- **Given task**
Search the listing below for "icon". Copy each matching line.
==== Data provided
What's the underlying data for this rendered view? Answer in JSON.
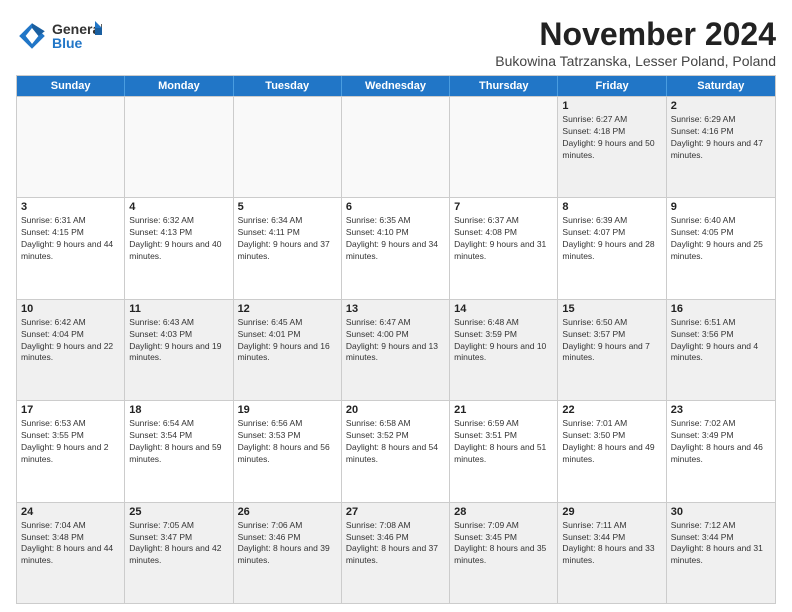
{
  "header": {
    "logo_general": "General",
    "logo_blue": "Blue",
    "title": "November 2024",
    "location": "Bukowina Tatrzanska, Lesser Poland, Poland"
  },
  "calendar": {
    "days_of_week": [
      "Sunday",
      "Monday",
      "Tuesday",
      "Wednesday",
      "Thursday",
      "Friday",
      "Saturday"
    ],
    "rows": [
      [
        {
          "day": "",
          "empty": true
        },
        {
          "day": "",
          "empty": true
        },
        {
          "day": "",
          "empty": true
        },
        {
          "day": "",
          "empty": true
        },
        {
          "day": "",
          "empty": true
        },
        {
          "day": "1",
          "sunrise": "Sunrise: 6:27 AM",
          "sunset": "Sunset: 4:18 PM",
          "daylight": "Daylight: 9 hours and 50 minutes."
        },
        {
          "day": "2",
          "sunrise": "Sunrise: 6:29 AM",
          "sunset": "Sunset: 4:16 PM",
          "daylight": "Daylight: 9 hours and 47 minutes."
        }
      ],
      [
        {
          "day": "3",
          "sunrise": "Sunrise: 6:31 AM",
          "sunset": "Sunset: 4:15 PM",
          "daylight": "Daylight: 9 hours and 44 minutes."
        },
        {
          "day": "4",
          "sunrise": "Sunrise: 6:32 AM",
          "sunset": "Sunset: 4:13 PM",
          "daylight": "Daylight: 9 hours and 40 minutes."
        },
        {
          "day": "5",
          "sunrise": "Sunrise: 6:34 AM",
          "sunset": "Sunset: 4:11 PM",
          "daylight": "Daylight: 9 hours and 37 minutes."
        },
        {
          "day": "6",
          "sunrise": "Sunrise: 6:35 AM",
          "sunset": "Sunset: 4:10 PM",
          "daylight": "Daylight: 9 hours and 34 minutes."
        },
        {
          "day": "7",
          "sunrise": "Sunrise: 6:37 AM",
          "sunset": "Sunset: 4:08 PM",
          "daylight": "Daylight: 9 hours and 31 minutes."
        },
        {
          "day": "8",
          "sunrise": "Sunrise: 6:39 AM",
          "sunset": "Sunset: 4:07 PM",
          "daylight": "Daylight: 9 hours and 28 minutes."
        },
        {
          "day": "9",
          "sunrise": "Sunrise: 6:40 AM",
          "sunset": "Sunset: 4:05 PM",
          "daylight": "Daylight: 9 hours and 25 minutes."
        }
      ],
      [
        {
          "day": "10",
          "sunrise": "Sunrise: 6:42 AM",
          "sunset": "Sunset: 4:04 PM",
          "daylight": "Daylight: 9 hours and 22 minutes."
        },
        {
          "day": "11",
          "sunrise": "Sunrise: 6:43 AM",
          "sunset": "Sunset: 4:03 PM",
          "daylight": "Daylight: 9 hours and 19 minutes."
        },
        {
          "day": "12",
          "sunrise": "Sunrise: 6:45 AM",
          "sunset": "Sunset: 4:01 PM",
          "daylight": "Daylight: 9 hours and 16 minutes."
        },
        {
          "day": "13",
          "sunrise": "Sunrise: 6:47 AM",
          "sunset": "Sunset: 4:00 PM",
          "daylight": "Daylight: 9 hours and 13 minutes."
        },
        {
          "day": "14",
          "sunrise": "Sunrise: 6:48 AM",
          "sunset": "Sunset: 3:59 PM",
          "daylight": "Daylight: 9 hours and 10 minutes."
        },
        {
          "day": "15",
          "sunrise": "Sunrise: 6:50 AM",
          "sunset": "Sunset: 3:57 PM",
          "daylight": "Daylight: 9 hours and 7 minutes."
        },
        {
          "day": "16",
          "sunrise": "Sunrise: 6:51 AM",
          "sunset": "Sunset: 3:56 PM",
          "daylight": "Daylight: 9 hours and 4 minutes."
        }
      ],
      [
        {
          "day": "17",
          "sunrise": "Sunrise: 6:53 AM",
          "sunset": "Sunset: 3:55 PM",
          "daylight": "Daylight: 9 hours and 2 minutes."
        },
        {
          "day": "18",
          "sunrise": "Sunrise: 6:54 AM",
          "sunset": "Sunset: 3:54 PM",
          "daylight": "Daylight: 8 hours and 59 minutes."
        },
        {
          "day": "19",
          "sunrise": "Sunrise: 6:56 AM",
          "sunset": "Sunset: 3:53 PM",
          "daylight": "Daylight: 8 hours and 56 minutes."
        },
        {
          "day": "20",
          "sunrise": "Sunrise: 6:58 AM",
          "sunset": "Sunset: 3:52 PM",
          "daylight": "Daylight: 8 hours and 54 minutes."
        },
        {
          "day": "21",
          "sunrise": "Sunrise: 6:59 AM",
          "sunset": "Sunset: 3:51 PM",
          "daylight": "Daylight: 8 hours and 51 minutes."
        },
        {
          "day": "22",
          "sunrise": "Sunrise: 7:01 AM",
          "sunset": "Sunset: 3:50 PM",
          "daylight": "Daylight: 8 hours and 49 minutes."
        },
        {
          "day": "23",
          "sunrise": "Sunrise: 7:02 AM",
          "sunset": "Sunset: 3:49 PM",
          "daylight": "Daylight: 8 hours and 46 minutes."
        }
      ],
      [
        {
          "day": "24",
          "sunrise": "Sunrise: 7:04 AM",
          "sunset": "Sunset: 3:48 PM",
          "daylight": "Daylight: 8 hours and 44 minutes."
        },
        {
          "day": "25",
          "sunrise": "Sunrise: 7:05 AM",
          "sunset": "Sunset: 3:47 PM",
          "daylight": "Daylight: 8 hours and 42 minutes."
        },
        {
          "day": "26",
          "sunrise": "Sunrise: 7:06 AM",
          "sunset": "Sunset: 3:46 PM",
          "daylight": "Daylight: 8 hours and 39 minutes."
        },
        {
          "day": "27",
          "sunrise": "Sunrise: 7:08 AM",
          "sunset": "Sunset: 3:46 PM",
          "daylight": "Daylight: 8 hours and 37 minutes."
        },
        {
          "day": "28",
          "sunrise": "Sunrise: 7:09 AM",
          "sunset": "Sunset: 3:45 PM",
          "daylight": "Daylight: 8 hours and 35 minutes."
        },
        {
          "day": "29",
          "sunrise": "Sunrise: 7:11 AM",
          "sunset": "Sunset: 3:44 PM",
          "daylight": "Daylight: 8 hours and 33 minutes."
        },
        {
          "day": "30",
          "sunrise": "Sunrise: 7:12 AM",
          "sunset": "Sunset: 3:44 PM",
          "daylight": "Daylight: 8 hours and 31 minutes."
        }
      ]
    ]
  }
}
========
==== Data provided
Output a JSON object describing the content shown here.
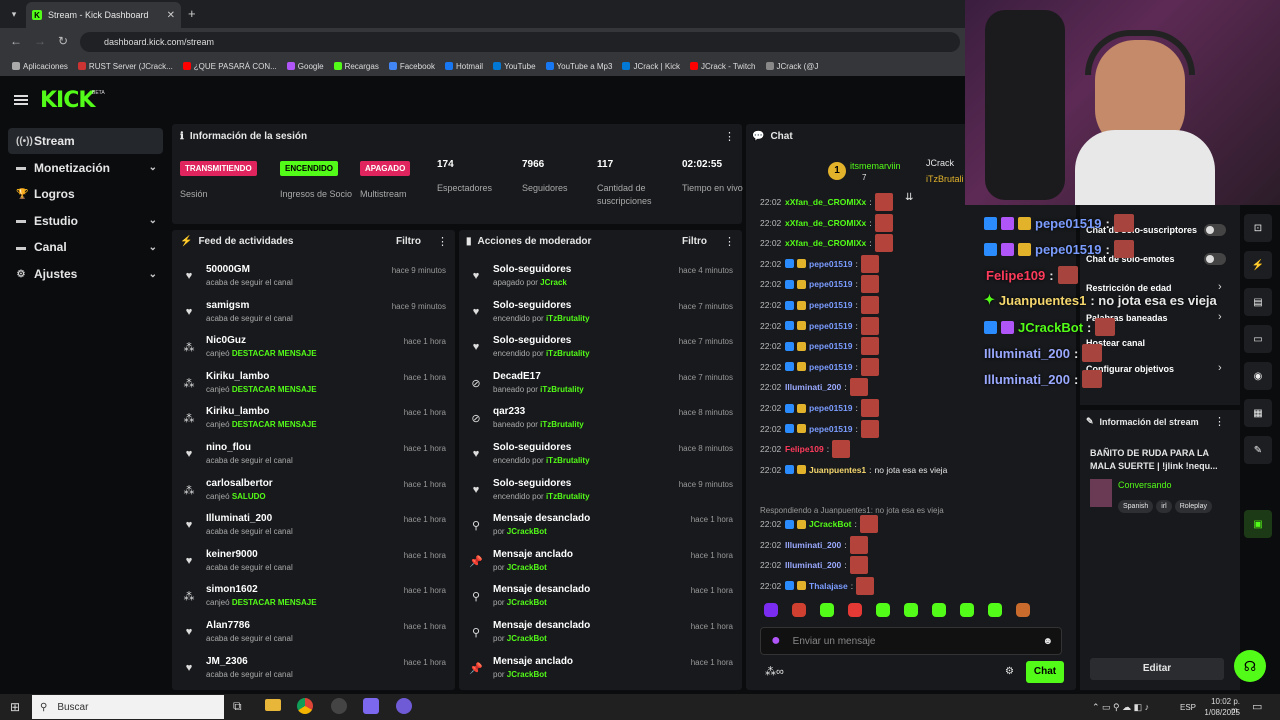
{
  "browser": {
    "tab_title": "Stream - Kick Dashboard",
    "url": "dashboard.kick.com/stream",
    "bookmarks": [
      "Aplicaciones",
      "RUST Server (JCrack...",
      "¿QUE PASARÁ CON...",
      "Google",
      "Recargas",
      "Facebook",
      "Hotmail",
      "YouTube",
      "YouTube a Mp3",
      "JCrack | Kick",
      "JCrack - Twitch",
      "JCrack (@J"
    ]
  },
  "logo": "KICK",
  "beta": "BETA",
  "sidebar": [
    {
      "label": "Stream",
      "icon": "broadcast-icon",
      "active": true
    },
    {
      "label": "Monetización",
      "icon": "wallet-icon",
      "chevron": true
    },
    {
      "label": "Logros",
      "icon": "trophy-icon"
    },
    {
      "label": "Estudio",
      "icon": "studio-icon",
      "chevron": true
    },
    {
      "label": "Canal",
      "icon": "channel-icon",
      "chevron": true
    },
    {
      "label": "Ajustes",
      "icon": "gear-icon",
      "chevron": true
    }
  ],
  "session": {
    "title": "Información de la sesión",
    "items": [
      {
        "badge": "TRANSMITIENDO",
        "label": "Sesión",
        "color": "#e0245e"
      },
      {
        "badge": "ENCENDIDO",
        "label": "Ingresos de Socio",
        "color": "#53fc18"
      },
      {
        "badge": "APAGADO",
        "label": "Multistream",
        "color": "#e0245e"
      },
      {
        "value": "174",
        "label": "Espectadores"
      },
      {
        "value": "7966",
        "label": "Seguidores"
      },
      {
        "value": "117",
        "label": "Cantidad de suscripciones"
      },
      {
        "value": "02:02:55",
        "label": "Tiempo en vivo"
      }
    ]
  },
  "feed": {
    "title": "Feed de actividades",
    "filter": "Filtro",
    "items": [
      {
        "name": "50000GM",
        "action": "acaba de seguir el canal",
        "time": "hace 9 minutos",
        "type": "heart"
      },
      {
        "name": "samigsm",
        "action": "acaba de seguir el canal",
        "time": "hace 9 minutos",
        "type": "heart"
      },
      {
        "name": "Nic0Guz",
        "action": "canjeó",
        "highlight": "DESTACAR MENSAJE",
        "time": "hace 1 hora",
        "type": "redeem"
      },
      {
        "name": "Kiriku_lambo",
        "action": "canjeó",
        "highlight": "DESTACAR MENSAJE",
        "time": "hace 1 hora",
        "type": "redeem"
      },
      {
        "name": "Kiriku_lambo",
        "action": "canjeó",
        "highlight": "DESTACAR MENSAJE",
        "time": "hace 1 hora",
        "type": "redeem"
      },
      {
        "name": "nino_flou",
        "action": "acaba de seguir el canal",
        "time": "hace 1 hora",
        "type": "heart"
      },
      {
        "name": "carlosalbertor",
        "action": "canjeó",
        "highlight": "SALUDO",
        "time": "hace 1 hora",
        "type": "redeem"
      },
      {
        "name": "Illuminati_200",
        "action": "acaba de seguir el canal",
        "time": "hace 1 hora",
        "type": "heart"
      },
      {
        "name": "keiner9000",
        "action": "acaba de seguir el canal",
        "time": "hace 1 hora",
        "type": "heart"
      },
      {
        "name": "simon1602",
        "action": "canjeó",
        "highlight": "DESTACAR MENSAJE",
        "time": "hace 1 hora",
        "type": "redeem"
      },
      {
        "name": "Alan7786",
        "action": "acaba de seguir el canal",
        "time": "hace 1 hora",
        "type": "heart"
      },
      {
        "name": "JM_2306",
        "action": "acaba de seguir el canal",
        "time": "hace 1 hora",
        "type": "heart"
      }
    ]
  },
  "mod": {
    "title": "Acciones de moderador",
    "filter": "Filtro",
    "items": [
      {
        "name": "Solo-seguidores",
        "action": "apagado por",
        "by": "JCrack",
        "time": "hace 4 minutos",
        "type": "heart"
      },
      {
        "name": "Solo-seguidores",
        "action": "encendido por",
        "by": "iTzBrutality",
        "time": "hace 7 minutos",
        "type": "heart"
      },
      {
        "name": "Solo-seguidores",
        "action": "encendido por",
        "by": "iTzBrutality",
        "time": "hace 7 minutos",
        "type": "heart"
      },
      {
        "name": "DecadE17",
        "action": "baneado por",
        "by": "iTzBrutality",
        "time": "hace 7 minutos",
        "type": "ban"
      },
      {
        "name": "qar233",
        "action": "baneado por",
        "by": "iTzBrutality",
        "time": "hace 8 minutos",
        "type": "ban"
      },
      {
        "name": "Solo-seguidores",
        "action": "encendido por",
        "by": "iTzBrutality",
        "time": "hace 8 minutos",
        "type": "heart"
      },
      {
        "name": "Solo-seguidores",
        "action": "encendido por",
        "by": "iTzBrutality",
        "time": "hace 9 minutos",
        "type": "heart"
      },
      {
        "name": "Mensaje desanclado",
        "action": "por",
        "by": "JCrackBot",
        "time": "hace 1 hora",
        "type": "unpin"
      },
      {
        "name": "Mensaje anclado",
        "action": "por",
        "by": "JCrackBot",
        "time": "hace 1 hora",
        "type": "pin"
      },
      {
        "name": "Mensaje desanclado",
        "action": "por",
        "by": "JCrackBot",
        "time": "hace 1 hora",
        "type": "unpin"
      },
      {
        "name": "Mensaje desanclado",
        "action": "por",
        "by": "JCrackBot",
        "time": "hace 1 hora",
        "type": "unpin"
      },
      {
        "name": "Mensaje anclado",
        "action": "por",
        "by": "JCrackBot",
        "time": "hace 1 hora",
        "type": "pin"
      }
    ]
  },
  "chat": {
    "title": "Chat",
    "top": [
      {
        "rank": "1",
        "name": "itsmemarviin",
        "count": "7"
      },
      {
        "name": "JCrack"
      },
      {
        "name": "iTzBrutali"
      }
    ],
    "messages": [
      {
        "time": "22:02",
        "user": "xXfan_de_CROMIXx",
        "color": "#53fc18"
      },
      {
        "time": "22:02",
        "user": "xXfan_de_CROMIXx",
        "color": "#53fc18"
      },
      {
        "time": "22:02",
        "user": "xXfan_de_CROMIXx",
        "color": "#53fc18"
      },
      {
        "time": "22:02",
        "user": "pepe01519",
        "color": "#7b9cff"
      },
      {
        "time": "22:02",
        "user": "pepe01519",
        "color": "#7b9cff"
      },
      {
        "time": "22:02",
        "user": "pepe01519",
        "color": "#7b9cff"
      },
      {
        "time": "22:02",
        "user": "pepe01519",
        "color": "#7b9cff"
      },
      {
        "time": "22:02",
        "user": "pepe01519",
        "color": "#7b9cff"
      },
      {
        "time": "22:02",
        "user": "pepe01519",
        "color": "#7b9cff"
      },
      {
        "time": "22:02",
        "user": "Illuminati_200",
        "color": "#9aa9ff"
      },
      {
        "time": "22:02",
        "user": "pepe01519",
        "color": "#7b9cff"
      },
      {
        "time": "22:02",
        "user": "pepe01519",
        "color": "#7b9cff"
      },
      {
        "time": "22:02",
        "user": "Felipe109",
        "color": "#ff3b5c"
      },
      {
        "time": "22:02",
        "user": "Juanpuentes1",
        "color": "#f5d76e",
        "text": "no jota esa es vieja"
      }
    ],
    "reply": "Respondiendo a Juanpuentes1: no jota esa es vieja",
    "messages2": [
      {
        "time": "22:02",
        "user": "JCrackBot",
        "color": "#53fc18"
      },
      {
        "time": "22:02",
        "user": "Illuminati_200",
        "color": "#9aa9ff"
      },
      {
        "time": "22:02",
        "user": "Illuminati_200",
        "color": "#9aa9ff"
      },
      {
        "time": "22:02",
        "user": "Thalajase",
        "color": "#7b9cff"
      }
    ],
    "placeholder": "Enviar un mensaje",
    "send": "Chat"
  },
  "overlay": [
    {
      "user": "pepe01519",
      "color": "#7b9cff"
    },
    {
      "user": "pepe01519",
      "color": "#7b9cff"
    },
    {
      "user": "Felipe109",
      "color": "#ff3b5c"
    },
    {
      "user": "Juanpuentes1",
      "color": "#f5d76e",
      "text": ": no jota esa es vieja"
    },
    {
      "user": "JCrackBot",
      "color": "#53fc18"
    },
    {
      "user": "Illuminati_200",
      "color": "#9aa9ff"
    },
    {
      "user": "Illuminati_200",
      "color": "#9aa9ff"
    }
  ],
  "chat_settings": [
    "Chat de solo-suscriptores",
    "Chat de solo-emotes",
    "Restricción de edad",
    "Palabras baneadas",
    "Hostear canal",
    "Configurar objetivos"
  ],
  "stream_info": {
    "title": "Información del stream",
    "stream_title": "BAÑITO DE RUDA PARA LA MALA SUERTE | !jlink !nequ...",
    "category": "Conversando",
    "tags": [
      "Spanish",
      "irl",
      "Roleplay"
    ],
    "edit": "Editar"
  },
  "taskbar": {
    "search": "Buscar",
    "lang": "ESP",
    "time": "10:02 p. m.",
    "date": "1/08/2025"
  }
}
========
- **Exercise result**
      "icon": "broadcast-icon",
      "icon": "wallet-icon",
      "icon": "trophy-icon"
      "icon": "studio-icon",
      "icon": "channel-icon",
      "icon": "gear-icon",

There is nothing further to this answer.